## Start GIVEN DATA
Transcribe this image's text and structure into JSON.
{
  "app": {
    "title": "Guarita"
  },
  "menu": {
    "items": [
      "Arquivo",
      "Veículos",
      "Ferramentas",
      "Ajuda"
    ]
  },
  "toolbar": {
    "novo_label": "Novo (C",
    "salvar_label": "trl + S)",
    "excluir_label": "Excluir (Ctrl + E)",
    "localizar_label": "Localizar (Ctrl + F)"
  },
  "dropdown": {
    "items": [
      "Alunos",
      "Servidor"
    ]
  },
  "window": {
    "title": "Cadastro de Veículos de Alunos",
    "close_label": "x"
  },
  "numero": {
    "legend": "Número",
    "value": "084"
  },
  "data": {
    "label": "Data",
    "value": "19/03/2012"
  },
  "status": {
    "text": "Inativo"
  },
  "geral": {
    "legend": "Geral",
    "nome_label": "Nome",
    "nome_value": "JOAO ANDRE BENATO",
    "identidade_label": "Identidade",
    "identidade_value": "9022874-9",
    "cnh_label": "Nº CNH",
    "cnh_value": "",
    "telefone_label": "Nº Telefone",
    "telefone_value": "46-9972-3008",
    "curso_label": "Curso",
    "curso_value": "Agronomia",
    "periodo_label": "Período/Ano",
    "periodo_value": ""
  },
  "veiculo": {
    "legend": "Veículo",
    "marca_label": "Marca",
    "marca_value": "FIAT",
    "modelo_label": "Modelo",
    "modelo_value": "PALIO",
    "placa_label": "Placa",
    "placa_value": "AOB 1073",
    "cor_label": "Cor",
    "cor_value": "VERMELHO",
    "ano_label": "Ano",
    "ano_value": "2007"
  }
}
## End GIVEN DATA
**EXERCISE PROMPT**
Keep only the lines that hold the string "legend", and copy them out.

**SOLUTION FOR THIS EXERCISE**
    "legend": "Número",
    "legend": "Geral",
    "legend": "Veículo",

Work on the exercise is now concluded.